-- START PROVIDED RECORDS --

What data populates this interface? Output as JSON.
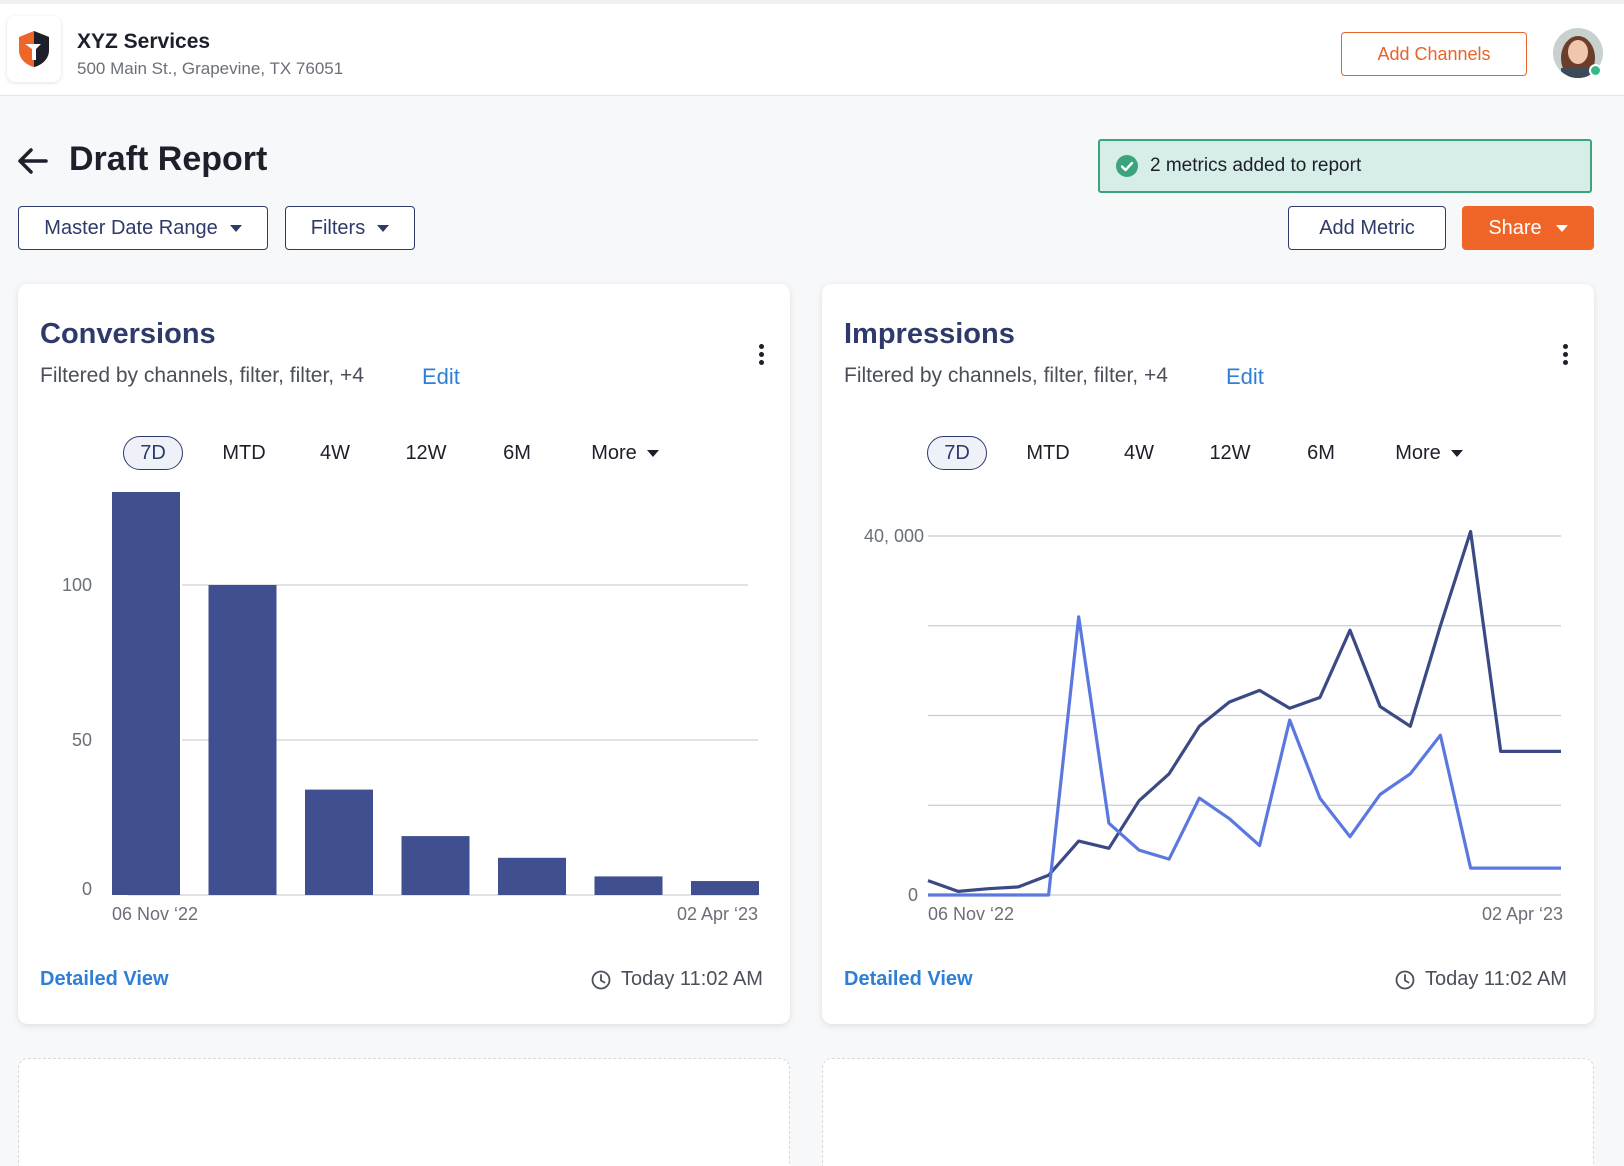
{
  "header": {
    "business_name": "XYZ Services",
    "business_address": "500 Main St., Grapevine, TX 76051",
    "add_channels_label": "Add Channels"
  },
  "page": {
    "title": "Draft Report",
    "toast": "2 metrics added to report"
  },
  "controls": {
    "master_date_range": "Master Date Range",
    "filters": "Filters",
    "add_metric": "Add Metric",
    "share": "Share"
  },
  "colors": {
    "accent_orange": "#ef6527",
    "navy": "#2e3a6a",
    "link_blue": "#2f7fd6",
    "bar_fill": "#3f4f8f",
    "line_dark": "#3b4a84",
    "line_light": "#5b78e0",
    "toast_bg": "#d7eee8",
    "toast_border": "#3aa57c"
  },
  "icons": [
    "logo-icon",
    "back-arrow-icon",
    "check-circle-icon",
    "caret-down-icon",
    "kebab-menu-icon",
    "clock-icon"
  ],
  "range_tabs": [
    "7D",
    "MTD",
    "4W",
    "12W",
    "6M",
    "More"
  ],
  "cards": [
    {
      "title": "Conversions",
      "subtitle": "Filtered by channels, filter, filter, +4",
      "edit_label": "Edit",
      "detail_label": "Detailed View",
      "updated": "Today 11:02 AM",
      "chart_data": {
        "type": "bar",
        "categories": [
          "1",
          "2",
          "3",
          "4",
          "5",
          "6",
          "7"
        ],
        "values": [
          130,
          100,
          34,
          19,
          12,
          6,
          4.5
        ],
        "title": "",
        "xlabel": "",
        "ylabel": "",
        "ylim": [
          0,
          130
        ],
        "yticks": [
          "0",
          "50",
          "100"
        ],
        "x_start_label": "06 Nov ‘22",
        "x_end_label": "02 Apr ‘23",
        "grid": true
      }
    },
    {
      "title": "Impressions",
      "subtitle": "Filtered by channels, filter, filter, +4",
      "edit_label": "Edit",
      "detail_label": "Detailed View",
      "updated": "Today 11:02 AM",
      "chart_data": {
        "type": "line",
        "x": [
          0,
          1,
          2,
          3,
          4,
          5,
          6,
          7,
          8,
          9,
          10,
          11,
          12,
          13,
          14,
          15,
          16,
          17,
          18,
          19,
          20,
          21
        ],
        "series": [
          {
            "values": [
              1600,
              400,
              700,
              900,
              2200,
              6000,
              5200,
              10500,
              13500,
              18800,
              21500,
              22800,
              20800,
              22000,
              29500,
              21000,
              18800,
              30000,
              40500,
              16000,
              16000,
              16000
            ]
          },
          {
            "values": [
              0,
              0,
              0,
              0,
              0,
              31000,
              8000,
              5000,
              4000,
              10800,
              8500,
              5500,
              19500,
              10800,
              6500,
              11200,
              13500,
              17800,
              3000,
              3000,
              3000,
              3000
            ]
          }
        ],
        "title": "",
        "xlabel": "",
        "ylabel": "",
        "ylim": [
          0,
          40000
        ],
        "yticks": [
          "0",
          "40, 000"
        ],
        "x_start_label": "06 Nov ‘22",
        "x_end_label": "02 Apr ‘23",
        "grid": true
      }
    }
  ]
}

-- END PROVIDED RECORDS --
-- START PROVIDED RECORDS --

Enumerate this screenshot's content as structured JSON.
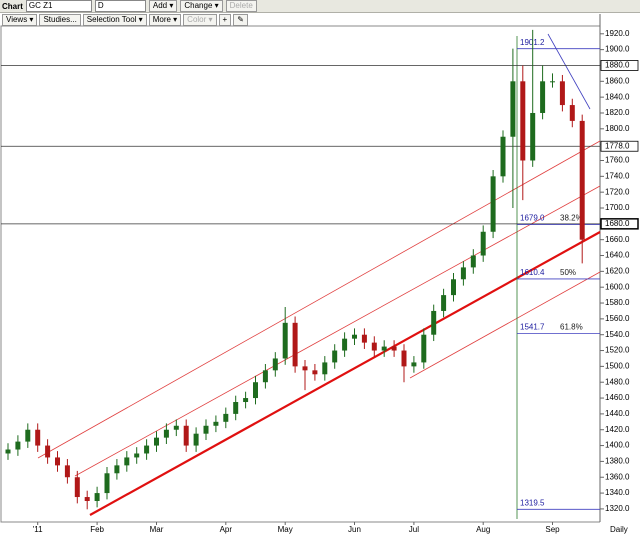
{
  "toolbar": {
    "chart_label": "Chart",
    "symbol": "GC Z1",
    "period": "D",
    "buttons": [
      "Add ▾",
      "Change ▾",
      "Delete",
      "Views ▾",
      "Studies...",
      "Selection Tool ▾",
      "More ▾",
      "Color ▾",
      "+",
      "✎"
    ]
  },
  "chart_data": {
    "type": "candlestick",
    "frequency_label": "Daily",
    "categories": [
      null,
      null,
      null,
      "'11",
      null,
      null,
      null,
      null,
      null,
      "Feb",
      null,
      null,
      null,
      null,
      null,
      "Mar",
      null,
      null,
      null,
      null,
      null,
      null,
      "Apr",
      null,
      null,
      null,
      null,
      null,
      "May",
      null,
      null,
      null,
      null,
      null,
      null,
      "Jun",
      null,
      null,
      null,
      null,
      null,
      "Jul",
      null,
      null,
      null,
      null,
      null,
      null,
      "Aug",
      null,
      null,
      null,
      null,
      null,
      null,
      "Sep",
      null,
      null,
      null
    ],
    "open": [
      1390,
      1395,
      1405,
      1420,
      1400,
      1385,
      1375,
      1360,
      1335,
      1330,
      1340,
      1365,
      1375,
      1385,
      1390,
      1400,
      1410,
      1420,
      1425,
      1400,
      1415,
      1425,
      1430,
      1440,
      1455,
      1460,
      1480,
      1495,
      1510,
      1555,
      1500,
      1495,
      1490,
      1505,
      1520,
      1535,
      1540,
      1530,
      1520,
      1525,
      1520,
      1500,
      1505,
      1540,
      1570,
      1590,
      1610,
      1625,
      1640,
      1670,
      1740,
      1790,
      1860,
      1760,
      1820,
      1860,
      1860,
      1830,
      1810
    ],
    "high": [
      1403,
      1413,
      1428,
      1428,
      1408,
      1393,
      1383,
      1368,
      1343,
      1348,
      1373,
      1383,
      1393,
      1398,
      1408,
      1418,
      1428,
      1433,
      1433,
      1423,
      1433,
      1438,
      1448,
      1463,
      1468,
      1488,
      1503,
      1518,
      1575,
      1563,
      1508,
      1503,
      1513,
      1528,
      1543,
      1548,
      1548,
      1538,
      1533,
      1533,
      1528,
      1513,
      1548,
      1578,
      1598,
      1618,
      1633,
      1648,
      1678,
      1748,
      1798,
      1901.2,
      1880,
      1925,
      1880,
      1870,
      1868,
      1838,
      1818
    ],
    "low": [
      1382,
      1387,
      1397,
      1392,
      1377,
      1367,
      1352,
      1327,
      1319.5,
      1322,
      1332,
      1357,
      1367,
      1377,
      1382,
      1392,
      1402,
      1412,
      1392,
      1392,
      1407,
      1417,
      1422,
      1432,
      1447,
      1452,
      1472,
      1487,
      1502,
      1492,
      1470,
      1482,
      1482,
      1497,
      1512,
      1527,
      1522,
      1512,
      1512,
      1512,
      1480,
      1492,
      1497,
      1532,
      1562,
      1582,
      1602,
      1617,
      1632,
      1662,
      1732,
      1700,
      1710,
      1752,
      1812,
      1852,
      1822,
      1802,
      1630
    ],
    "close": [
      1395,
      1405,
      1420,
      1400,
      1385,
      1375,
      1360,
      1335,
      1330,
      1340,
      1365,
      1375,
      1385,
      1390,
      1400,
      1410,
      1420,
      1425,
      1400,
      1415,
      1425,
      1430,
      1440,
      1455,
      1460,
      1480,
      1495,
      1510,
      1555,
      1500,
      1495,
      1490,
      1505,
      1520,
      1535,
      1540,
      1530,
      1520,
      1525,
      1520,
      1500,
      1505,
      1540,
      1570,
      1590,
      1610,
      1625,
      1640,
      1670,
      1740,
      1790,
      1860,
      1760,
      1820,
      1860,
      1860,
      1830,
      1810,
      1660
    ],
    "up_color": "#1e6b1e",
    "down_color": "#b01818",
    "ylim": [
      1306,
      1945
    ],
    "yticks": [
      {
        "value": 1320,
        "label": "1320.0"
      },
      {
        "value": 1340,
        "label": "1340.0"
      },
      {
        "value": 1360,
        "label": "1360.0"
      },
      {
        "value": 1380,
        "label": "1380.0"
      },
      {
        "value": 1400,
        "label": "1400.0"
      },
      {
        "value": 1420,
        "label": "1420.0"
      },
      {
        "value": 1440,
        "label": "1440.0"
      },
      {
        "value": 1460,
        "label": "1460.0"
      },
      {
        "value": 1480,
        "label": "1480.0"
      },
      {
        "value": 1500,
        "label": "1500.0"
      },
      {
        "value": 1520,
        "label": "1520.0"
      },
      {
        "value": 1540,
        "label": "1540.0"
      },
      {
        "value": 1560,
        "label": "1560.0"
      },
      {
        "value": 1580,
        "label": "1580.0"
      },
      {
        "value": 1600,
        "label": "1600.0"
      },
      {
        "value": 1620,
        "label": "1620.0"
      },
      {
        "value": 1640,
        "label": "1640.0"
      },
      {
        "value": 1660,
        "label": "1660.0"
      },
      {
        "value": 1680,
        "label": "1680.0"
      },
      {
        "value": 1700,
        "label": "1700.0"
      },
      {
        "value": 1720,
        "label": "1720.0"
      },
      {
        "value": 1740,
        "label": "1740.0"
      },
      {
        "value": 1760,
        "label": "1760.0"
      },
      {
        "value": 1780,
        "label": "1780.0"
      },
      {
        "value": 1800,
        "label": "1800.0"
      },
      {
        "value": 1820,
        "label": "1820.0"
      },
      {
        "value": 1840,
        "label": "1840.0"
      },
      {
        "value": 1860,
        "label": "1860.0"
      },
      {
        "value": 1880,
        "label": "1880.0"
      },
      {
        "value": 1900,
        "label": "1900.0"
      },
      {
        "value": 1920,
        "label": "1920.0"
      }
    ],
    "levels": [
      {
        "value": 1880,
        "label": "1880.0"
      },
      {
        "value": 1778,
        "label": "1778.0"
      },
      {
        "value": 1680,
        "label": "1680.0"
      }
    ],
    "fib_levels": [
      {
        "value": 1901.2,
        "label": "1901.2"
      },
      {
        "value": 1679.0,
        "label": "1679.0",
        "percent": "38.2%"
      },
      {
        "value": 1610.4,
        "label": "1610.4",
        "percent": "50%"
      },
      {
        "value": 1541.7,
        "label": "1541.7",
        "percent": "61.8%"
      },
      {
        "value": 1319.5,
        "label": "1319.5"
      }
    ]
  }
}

-- END PROVIDED RECORDS --

• **TASK**:
Using the entries above, return each line in which the word "type" occurs.

• **TASK ANSWER**:
        "type": "bar",
        "type": "line",
    "type": "candlestick",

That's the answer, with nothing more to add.